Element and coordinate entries
++++++

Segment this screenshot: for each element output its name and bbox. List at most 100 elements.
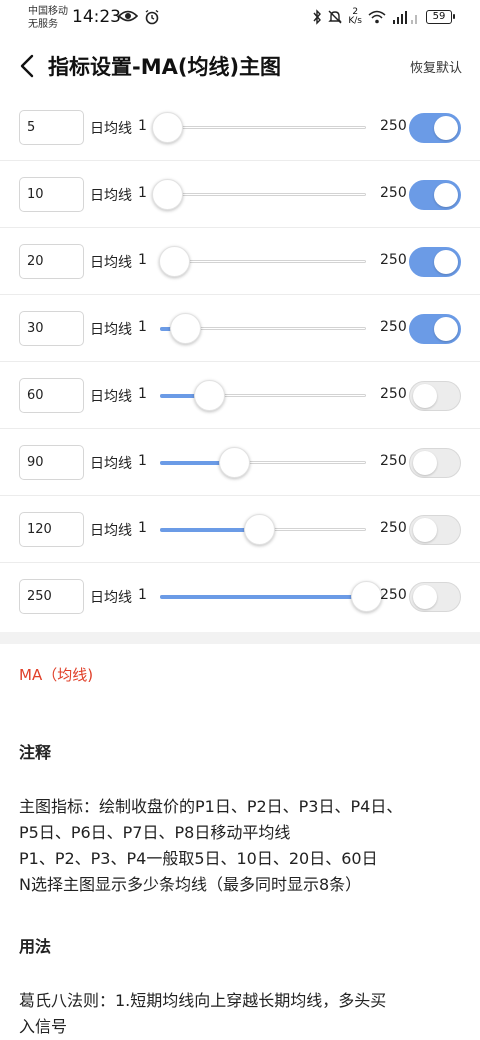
slider-max-label: 250 (380, 118, 407, 134)
slider-thumb[interactable] (152, 179, 183, 210)
ma-enable-toggle[interactable] (409, 180, 461, 210)
network-speed-unit: K/s (348, 16, 362, 26)
ma-period-slider[interactable] (152, 112, 366, 143)
alarm-icon (145, 9, 159, 25)
slider-thumb[interactable] (244, 514, 275, 545)
slider-track (160, 260, 366, 263)
ma-days-input[interactable]: 5 (19, 110, 84, 145)
ma-row-label: 日均线 (90, 188, 132, 204)
slider-max-label: 250 (380, 319, 407, 335)
slider-max-label: 250 (380, 587, 407, 603)
ma-enable-toggle[interactable] (409, 515, 461, 545)
ma-days-input[interactable]: 60 (19, 378, 84, 413)
slider-min-label: 1 (138, 453, 147, 469)
app-header: 指标设置-MA(均线)主图 恢复默认 (0, 38, 480, 94)
page-title: 指标设置-MA(均线)主图 (48, 55, 282, 79)
ma-row: 250 日均线 1 250 (0, 563, 480, 630)
slider-track (160, 126, 366, 129)
toggle-knob (413, 518, 437, 542)
notes-heading: 注释 (19, 743, 52, 762)
ma-enable-toggle[interactable] (409, 314, 461, 344)
eye-icon (118, 10, 138, 22)
ma-row: 90 日均线 1 250 (0, 429, 480, 496)
ma-period-slider[interactable] (160, 380, 366, 411)
ma-row: 10 日均线 1 250 (0, 161, 480, 228)
notes-line: P1、P2、P3、P4一般取5日、10日、20日、60日 (19, 849, 378, 868)
ma-row: 20 日均线 1 250 (0, 228, 480, 295)
toggle-knob (434, 250, 458, 274)
usage-line: 葛氏八法则：1.短期均线向上穿越长期均线，多头买 (19, 991, 387, 1010)
slider-min-label: 1 (138, 319, 147, 335)
slider-max-label: 250 (380, 520, 407, 536)
slider-thumb[interactable] (194, 380, 225, 411)
notes-text: 主图指标：绘制收盘价的P1日、P2日、P3日、P4日、 P5日、P6日、P7日、… (19, 794, 469, 898)
ma-period-slider[interactable] (160, 514, 366, 545)
signal-icon (393, 11, 417, 24)
slider-max-label: 250 (380, 252, 407, 268)
ma-row-label: 日均线 (90, 523, 132, 539)
restore-defaults-button[interactable]: 恢复默认 (410, 57, 462, 76)
ma-days-input[interactable]: 20 (19, 244, 84, 279)
clock: 14:23 (72, 7, 121, 27)
ma-period-slider[interactable] (160, 447, 366, 478)
ma-enable-toggle[interactable] (409, 448, 461, 478)
ma-settings-list: 5 日均线 1 250 10 日均线 1 250 20 日均线 1 250 30 日均线 1 250 60 日均线… (0, 94, 480, 630)
slider-min-label: 1 (138, 185, 147, 201)
usage-line: 入信号 (19, 1017, 68, 1036)
notes-line: P5日、P6日、P7日、P8日移动平均线 (19, 823, 291, 842)
wifi-icon (368, 10, 386, 24)
ma-row: 5 日均线 1 250 (0, 94, 480, 161)
ma-period-slider[interactable] (152, 179, 366, 210)
carrier-name: 中国移动 (28, 6, 68, 17)
ma-days-input[interactable]: 120 (19, 512, 84, 547)
ma-row: 30 日均线 1 250 (0, 295, 480, 362)
ma-enable-toggle[interactable] (409, 582, 461, 612)
slider-thumb[interactable] (170, 313, 201, 344)
toggle-knob (434, 116, 458, 140)
indicator-name: MA（均线) (19, 666, 94, 684)
carrier-info: 中国移动 无服务 (28, 5, 68, 31)
ma-days-input[interactable]: 250 (19, 579, 84, 614)
chevron-left-icon[interactable] (14, 52, 42, 80)
status-bar: 中国移动 无服务 14:23 2 K/s 59 (0, 0, 480, 38)
slider-thumb[interactable] (219, 447, 250, 478)
slider-thumb[interactable] (159, 246, 190, 277)
section-divider (0, 632, 480, 644)
ma-period-slider[interactable] (159, 246, 366, 277)
slider-max-label: 250 (380, 386, 407, 402)
slider-fill (160, 595, 366, 599)
slider-min-label: 1 (138, 118, 147, 134)
notes-line: 主图指标：绘制收盘价的P1日、P2日、P3日、P4日、 (19, 797, 403, 816)
toggle-knob (413, 384, 437, 408)
slider-min-label: 1 (138, 252, 147, 268)
slider-min-label: 1 (138, 386, 147, 402)
ma-row: 120 日均线 1 250 (0, 496, 480, 563)
slider-min-label: 1 (138, 520, 147, 536)
slider-min-label: 1 (138, 587, 147, 603)
battery-icon: 59 (426, 10, 455, 24)
ma-row-label: 日均线 (90, 121, 132, 137)
ma-row-label: 日均线 (90, 389, 132, 405)
toggle-knob (413, 451, 437, 475)
ma-enable-toggle[interactable] (409, 381, 461, 411)
ma-row-label: 日均线 (90, 590, 132, 606)
slider-thumb[interactable] (152, 112, 183, 143)
slider-track (160, 193, 366, 196)
ma-row-label: 日均线 (90, 322, 132, 338)
ma-period-slider[interactable] (160, 581, 382, 612)
slider-thumb[interactable] (351, 581, 382, 612)
toggle-knob (434, 317, 458, 341)
ma-enable-toggle[interactable] (409, 247, 461, 277)
slider-max-label: 250 (380, 453, 407, 469)
toggle-knob (434, 183, 458, 207)
ma-period-slider[interactable] (160, 313, 366, 344)
ma-days-input[interactable]: 30 (19, 311, 84, 346)
slider-max-label: 250 (380, 185, 407, 201)
ma-row-label: 日均线 (90, 255, 132, 271)
bluetooth-icon (313, 9, 322, 25)
ma-days-input[interactable]: 10 (19, 177, 84, 212)
service-status: 无服务 (28, 19, 58, 30)
ma-enable-toggle[interactable] (409, 113, 461, 143)
usage-text: 葛氏八法则：1.短期均线向上穿越长期均线，多头买 入信号 (19, 988, 469, 1040)
ma-days-input[interactable]: 90 (19, 445, 84, 480)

++++++

» WRITTEN REQUEST: Reproduce the lines of every entry above verbatim, omitting the pictures.

» RESULT OF THE TASK:
Segment this screenshot: for each element output its name and bbox. List at most 100 elements.
slider-max-label: 250 (380, 118, 407, 134)
slider-thumb[interactable] (152, 179, 183, 210)
ma-enable-toggle[interactable] (409, 180, 461, 210)
network-speed-unit: K/s (348, 16, 362, 26)
ma-period-slider[interactable] (152, 112, 366, 143)
alarm-icon (145, 9, 159, 25)
slider-thumb[interactable] (244, 514, 275, 545)
slider-track (160, 260, 366, 263)
ma-days-input[interactable]: 5 (19, 110, 84, 145)
ma-row-label: 日均线 (90, 188, 132, 204)
slider-max-label: 250 (380, 319, 407, 335)
slider-max-label: 250 (380, 587, 407, 603)
ma-enable-toggle[interactable] (409, 515, 461, 545)
ma-days-input[interactable]: 60 (19, 378, 84, 413)
slider-min-label: 1 (138, 453, 147, 469)
app-header: 指标设置-MA(均线)主图 恢复默认 (0, 38, 480, 94)
page-title: 指标设置-MA(均线)主图 (48, 55, 282, 79)
ma-row: 250 日均线 1 250 (0, 563, 480, 630)
slider-track (160, 126, 366, 129)
toggle-knob (413, 518, 437, 542)
notes-heading: 注释 (19, 743, 52, 762)
ma-enable-toggle[interactable] (409, 314, 461, 344)
eye-icon (118, 10, 138, 22)
ma-row: 90 日均线 1 250 (0, 429, 480, 496)
ma-period-slider[interactable] (160, 380, 366, 411)
ma-row: 10 日均线 1 250 (0, 161, 480, 228)
notes-line: P1、P2、P3、P4一般取5日、10日、20日、60日 (19, 849, 378, 868)
ma-row: 20 日均线 1 250 (0, 228, 480, 295)
toggle-knob (434, 250, 458, 274)
usage-line: 葛氏八法则：1.短期均线向上穿越长期均线，多头买 (19, 991, 387, 1010)
slider-min-label: 1 (138, 319, 147, 335)
slider-max-label: 250 (380, 520, 407, 536)
slider-thumb[interactable] (194, 380, 225, 411)
notes-text: 主图指标：绘制收盘价的P1日、P2日、P3日、P4日、 P5日、P6日、P7日、… (19, 794, 469, 898)
ma-period-slider[interactable] (160, 514, 366, 545)
signal-icon (393, 11, 417, 24)
slider-max-label: 250 (380, 252, 407, 268)
ma-row-label: 日均线 (90, 523, 132, 539)
restore-defaults-button[interactable]: 恢复默认 (410, 57, 462, 76)
ma-days-input[interactable]: 20 (19, 244, 84, 279)
clock: 14:23 (72, 7, 121, 27)
ma-period-slider[interactable] (160, 447, 366, 478)
ma-enable-toggle[interactable] (409, 448, 461, 478)
ma-settings-list: 5 日均线 1 250 10 日均线 1 250 20 日均线 1 250 30 日均线 1 250 60 日均线… (0, 94, 480, 630)
slider-min-label: 1 (138, 185, 147, 201)
usage-line: 入信号 (19, 1017, 68, 1036)
notes-line: P5日、P6日、P7日、P8日移动平均线 (19, 823, 291, 842)
wifi-icon (368, 10, 386, 24)
ma-row: 5 日均线 1 250 (0, 94, 480, 161)
ma-period-slider[interactable] (152, 179, 366, 210)
carrier-name: 中国移动 (28, 6, 68, 17)
ma-days-input[interactable]: 120 (19, 512, 84, 547)
ma-row: 30 日均线 1 250 (0, 295, 480, 362)
ma-enable-toggle[interactable] (409, 582, 461, 612)
slider-thumb[interactable] (170, 313, 201, 344)
toggle-knob (434, 116, 458, 140)
indicator-name: MA（均线) (19, 666, 94, 684)
carrier-info: 中国移动 无服务 (28, 5, 68, 31)
ma-days-input[interactable]: 250 (19, 579, 84, 614)
chevron-left-icon[interactable] (14, 52, 42, 80)
status-bar: 中国移动 无服务 14:23 2 K/s 59 (0, 0, 480, 38)
slider-thumb[interactable] (219, 447, 250, 478)
slider-thumb[interactable] (159, 246, 190, 277)
section-divider (0, 632, 480, 644)
ma-period-slider[interactable] (159, 246, 366, 277)
slider-max-label: 250 (380, 386, 407, 402)
slider-fill (160, 595, 366, 599)
slider-min-label: 1 (138, 118, 147, 134)
notes-line: 主图指标：绘制收盘价的P1日、P2日、P3日、P4日、 (19, 797, 403, 816)
toggle-knob (413, 384, 437, 408)
slider-min-label: 1 (138, 252, 147, 268)
slider-min-label: 1 (138, 386, 147, 402)
ma-row: 120 日均线 1 250 (0, 496, 480, 563)
slider-min-label: 1 (138, 520, 147, 536)
slider-min-label: 1 (138, 587, 147, 603)
battery-icon: 59 (426, 10, 455, 24)
ma-row-label: 日均线 (90, 121, 132, 137)
ma-row-label: 日均线 (90, 389, 132, 405)
toggle-knob (413, 451, 437, 475)
ma-enable-toggle[interactable] (409, 381, 461, 411)
ma-row-label: 日均线 (90, 590, 132, 606)
slider-thumb[interactable] (152, 112, 183, 143)
slider-track (160, 193, 366, 196)
ma-row-label: 日均线 (90, 322, 132, 338)
ma-period-slider[interactable] (160, 581, 382, 612)
slider-thumb[interactable] (351, 581, 382, 612)
toggle-knob (434, 317, 458, 341)
ma-enable-toggle[interactable] (409, 247, 461, 277)
slider-max-label: 250 (380, 453, 407, 469)
toggle-knob (434, 183, 458, 207)
ma-period-slider[interactable] (160, 313, 366, 344)
ma-days-input[interactable]: 30 (19, 311, 84, 346)
slider-max-label: 250 (380, 185, 407, 201)
ma-row-label: 日均线 (90, 255, 132, 271)
bluetooth-icon (313, 9, 322, 25)
ma-days-input[interactable]: 10 (19, 177, 84, 212)
service-status: 无服务 (28, 19, 58, 30)
ma-enable-toggle[interactable] (409, 113, 461, 143)
usage-text: 葛氏八法则：1.短期均线向上穿越长期均线，多头买 入信号 (19, 988, 469, 1040)
ma-days-input[interactable]: 90 (19, 445, 84, 480)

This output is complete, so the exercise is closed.